GIVEN REQUEST | Produce an exact copy of all the records.

SOURCE DATA |
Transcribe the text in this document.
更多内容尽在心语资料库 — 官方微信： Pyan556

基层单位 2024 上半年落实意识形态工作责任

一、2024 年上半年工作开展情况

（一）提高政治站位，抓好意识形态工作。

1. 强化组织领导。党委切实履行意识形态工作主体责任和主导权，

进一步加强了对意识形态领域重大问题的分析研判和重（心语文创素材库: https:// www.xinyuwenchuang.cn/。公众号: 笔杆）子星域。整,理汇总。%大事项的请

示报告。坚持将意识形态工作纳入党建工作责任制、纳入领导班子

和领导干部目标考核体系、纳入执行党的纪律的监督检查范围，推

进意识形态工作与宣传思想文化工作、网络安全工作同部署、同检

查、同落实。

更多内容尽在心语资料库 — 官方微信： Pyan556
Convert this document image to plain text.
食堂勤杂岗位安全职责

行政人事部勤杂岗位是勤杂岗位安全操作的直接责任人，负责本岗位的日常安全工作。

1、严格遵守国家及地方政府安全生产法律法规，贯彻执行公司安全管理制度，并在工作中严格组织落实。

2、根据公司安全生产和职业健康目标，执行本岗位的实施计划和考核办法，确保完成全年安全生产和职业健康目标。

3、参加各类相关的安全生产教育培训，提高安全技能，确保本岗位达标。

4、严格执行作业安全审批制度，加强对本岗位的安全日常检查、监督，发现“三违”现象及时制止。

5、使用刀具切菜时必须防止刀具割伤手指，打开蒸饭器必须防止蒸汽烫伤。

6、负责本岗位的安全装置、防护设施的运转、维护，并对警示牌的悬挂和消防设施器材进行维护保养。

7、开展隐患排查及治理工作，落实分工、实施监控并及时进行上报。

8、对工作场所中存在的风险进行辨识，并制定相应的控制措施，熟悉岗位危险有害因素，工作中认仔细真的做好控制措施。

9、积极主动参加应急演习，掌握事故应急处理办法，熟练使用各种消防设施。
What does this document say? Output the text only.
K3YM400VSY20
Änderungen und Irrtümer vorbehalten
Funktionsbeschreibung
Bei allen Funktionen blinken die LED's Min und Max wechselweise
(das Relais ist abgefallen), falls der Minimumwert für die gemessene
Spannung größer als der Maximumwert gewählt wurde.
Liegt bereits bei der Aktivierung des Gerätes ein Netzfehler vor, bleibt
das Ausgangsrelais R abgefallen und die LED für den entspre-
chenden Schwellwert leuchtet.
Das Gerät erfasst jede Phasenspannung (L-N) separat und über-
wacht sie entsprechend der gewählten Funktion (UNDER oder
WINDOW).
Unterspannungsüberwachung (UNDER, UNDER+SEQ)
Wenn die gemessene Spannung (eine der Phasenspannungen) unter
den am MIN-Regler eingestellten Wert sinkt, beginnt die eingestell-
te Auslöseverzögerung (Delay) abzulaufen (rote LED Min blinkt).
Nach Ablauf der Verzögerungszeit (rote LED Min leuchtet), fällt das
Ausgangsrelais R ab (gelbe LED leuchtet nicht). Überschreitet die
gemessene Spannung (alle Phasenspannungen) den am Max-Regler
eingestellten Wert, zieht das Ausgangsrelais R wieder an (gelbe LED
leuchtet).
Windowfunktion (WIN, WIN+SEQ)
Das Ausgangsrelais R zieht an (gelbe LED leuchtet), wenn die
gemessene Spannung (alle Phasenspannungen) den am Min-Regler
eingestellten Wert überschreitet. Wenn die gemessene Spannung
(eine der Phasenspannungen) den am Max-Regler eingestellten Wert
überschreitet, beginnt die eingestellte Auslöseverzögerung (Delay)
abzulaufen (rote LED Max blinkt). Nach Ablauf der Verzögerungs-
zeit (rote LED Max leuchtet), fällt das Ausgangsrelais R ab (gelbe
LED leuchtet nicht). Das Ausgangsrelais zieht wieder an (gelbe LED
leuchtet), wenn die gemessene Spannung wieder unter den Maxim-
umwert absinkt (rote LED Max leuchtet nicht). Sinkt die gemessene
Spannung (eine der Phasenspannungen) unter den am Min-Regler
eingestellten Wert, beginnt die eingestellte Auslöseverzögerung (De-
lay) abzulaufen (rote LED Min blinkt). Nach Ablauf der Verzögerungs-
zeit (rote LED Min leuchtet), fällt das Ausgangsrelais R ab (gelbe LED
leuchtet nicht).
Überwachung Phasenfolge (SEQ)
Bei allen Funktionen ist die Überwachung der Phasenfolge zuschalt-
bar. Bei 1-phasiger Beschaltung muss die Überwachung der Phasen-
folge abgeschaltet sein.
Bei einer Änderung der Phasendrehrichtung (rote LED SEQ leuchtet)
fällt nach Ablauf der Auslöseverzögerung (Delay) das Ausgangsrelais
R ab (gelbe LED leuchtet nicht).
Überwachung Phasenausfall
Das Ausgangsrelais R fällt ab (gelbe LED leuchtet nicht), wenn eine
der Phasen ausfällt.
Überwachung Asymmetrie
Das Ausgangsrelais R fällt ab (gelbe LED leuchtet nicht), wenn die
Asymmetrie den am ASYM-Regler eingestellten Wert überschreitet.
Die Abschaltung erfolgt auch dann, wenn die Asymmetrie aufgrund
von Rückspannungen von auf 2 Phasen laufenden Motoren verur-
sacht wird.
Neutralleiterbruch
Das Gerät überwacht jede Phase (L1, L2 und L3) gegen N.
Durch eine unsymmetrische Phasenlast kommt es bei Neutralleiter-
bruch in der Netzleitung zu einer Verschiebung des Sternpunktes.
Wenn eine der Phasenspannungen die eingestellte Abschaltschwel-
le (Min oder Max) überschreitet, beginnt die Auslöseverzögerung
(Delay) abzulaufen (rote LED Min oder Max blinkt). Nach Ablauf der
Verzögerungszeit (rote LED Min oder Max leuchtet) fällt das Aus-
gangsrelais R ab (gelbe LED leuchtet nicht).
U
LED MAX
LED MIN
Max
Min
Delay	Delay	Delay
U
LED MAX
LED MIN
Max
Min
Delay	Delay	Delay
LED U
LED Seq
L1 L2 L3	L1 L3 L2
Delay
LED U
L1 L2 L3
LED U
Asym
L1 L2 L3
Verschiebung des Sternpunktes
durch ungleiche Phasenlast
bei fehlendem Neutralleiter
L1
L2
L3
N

TASK ANSWER |
Transcribe the text in this document.
更多内容尽在心语资料库 — 官方微信： Pyan556

基层单位 2024 上半年落实意识形态工作责任

一、2024 年上半年工作开展情况

（一）提高政治站位，抓好意识形态工作。

1. 强化组织领导。党委切实履行意识形态工作主体责任和主导权，

进一步加强了对意识形态领域重大问题的分析研判和重（心语文创素材库: https:// www.xinyuwenchuang.cn/。公众号: 笔杆）子星域。整,理汇总。%大事项的请

示报告。坚持将意识形态工作纳入党建工作责任制、纳入领导班子

和领导干部目标考核体系、纳入执行党的纪律的监督检查范围，推

进意识形态工作与宣传思想文化工作、网络安全工作同部署、同检

查、同落实。

更多内容尽在心语资料库 — 官方微信： Pyan556
Convert this document image to plain text.
食堂勤杂岗位安全职责

行政人事部勤杂岗位是勤杂岗位安全操作的直接责任人，负责本岗位的日常安全工作。

1、严格遵守国家及地方政府安全生产法律法规，贯彻执行公司安全管理制度，并在工作中严格组织落实。

2、根据公司安全生产和职业健康目标，执行本岗位的实施计划和考核办法，确保完成全年安全生产和职业健康目标。

3、参加各类相关的安全生产教育培训，提高安全技能，确保本岗位达标。

4、严格执行作业安全审批制度，加强对本岗位的安全日常检查、监督，发现“三违”现象及时制止。

5、使用刀具切菜时必须防止刀具割伤手指，打开蒸饭器必须防止蒸汽烫伤。

6、负责本岗位的安全装置、防护设施的运转、维护，并对警示牌的悬挂和消防设施器材进行维护保养。

7、开展隐患排查及治理工作，落实分工、实施监控并及时进行上报。

8、对工作场所中存在的风险进行辨识，并制定相应的控制措施，熟悉岗位危险有害因素，工作中认仔细真的做好控制措施。

9、积极主动参加应急演习，掌握事故应急处理办法，熟练使用各种消防设施。
What does this document say? Output the text only.
K3YM400VSY20
Änderungen und Irrtümer vorbehalten
Funktionsbeschreibung
Bei allen Funktionen blinken die LED's Min und Max wechselweise
(das Relais ist abgefallen), falls der Minimumwert für die gemessene
Spannung größer als der Maximumwert gewählt wurde.
Liegt bereits bei der Aktivierung des Gerätes ein Netzfehler vor, bleibt
das Ausgangsrelais R abgefallen und die LED für den entspre-
chenden Schwellwert leuchtet.
Das Gerät erfasst jede Phasenspannung (L-N) separat und über-
wacht sie entsprechend der gewählten Funktion (UNDER oder
WINDOW).
Unterspannungsüberwachung (UNDER, UNDER+SEQ)
Wenn die gemessene Spannung (eine der Phasenspannungen) unter
den am MIN-Regler eingestellten Wert sinkt, beginnt die eingestell-
te Auslöseverzögerung (Delay) abzulaufen (rote LED Min blinkt).
Nach Ablauf der Verzögerungszeit (rote LED Min leuchtet), fällt das
Ausgangsrelais R ab (gelbe LED leuchtet nicht). Überschreitet die
gemessene Spannung (alle Phasenspannungen) den am Max-Regler
eingestellten Wert, zieht das Ausgangsrelais R wieder an (gelbe LED
leuchtet).
Windowfunktion (WIN, WIN+SEQ)
Das Ausgangsrelais R zieht an (gelbe LED leuchtet), wenn die
gemessene Spannung (alle Phasenspannungen) den am Min-Regler
eingestellten Wert überschreitet. Wenn die gemessene Spannung
(eine der Phasenspannungen) den am Max-Regler eingestellten Wert
überschreitet, beginnt die eingestellte Auslöseverzögerung (Delay)
abzulaufen (rote LED Max blinkt). Nach Ablauf der Verzögerungs-
zeit (rote LED Max leuchtet), fällt das Ausgangsrelais R ab (gelbe
LED leuchtet nicht). Das Ausgangsrelais zieht wieder an (gelbe LED
leuchtet), wenn die gemessene Spannung wieder unter den Maxim-
umwert absinkt (rote LED Max leuchtet nicht). Sinkt die gemessene
Spannung (eine der Phasenspannungen) unter den am Min-Regler
eingestellten Wert, beginnt die eingestellte Auslöseverzögerung (De-
lay) abzulaufen (rote LED Min blinkt). Nach Ablauf der Verzögerungs-
zeit (rote LED Min leuchtet), fällt das Ausgangsrelais R ab (gelbe LED
leuchtet nicht).
Überwachung Phasenfolge (SEQ)
Bei allen Funktionen ist die Überwachung der Phasenfolge zuschalt-
bar. Bei 1-phasiger Beschaltung muss die Überwachung der Phasen-
folge abgeschaltet sein.
Bei einer Änderung der Phasendrehrichtung (rote LED SEQ leuchtet)
fällt nach Ablauf der Auslöseverzögerung (Delay) das Ausgangsrelais
R ab (gelbe LED leuchtet nicht).
Überwachung Phasenausfall
Das Ausgangsrelais R fällt ab (gelbe LED leuchtet nicht), wenn eine
der Phasen ausfällt.
Überwachung Asymmetrie
Das Ausgangsrelais R fällt ab (gelbe LED leuchtet nicht), wenn die
Asymmetrie den am ASYM-Regler eingestellten Wert überschreitet.
Die Abschaltung erfolgt auch dann, wenn die Asymmetrie aufgrund
von Rückspannungen von auf 2 Phasen laufenden Motoren verur-
sacht wird.
Neutralleiterbruch
Das Gerät überwacht jede Phase (L1, L2 und L3) gegen N.
Durch eine unsymmetrische Phasenlast kommt es bei Neutralleiter-
bruch in der Netzleitung zu einer Verschiebung des Sternpunktes.
Wenn eine der Phasenspannungen die eingestellte Abschaltschwel-
le (Min oder Max) überschreitet, beginnt die Auslöseverzögerung
(Delay) abzulaufen (rote LED Min oder Max blinkt). Nach Ablauf der
Verzögerungszeit (rote LED Min oder Max leuchtet) fällt das Aus-
gangsrelais R ab (gelbe LED leuchtet nicht).
U
LED MAX
LED MIN
Max
Min
Delay	Delay	Delay
U
LED MAX
LED MIN
Max
Min
Delay	Delay	Delay
LED U
LED Seq
L1 L2 L3	L1 L3 L2
Delay
LED U
L1 L2 L3
LED U
Asym
L1 L2 L3
Verschiebung des Sternpunktes
durch ungleiche Phasenlast
bei fehlendem Neutralleiter
L1
L2
L3
N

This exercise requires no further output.